Stated exercise - Return each line containing the string "cities".

>> start Supplied entries

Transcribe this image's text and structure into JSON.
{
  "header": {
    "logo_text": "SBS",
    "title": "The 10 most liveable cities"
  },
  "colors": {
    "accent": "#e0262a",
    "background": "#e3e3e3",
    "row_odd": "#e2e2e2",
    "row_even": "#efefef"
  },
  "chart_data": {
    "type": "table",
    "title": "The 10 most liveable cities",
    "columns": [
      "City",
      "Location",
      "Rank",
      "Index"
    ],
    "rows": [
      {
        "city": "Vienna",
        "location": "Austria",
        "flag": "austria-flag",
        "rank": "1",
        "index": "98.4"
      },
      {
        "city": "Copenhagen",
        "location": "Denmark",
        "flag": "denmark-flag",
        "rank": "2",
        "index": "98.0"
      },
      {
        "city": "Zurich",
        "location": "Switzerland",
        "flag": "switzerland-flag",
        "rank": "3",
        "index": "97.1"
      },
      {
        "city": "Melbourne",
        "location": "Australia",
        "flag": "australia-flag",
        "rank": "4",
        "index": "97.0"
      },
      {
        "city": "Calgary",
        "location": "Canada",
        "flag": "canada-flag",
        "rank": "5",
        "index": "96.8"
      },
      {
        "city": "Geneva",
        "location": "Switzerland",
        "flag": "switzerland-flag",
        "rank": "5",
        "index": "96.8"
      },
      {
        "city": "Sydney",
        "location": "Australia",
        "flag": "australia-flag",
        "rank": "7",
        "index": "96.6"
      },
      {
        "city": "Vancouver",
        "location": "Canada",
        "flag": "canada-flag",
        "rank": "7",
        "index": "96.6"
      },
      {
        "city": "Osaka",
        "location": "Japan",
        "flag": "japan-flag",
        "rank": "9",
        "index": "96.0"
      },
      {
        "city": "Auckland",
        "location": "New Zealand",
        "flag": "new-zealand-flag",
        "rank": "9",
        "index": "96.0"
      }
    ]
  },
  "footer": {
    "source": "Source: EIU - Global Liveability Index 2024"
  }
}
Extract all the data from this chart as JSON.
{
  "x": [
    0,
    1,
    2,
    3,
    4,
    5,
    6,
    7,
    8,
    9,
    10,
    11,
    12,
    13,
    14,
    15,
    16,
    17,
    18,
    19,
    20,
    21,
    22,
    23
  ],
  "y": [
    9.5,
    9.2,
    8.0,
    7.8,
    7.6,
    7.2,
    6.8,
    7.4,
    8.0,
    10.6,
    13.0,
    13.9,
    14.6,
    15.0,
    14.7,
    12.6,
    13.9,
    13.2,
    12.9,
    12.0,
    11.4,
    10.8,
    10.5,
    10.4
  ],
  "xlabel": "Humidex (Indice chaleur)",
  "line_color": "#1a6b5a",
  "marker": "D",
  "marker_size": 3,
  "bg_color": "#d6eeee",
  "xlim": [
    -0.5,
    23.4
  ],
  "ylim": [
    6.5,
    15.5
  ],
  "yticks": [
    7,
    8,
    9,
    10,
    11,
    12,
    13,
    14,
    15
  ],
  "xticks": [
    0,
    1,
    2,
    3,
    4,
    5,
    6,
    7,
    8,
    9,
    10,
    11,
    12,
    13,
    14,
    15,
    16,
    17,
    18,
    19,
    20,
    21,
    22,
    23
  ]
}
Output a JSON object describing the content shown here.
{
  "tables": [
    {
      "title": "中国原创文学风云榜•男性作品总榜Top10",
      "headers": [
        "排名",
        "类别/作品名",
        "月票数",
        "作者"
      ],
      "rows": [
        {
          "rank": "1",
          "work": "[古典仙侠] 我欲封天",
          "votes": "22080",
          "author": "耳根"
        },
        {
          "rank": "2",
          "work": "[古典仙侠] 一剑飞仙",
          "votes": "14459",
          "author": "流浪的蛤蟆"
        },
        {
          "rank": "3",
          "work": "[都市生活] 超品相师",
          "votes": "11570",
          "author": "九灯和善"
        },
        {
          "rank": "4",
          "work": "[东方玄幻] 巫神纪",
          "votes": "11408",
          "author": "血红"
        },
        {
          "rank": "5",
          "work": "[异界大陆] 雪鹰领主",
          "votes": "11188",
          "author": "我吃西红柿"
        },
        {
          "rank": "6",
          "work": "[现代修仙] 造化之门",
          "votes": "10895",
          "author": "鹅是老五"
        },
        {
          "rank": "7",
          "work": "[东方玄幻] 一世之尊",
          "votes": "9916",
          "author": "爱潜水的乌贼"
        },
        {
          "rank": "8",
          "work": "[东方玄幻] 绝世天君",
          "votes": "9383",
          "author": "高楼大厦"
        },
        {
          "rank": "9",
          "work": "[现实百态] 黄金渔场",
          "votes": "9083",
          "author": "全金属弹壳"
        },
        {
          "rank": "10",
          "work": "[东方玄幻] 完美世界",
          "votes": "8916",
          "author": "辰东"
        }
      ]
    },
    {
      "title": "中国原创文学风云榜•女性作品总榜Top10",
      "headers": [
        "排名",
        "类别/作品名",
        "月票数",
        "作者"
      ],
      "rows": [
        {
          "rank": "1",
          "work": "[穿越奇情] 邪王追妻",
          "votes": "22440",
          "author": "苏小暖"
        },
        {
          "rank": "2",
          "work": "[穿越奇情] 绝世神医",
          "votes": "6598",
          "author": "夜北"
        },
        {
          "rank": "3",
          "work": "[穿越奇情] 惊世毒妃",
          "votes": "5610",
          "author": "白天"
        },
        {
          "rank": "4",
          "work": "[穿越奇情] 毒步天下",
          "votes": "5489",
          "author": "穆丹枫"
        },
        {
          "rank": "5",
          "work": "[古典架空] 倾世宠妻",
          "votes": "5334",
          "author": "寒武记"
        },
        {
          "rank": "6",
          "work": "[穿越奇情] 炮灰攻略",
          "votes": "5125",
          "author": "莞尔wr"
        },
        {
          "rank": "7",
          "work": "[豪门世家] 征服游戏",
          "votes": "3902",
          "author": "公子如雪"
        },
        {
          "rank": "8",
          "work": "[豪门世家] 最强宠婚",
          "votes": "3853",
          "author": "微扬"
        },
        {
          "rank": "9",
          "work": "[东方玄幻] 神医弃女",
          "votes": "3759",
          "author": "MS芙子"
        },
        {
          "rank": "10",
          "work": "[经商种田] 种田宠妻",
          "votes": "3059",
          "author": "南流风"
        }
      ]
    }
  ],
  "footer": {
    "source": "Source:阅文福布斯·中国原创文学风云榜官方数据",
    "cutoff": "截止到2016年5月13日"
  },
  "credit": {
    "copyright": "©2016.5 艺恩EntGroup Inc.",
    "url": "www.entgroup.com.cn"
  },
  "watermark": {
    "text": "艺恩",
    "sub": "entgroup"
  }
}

>> end Supplied entries

Result of the task -
    "title": "The 10 most liveable cities"
    "title": "The 10 most liveable cities",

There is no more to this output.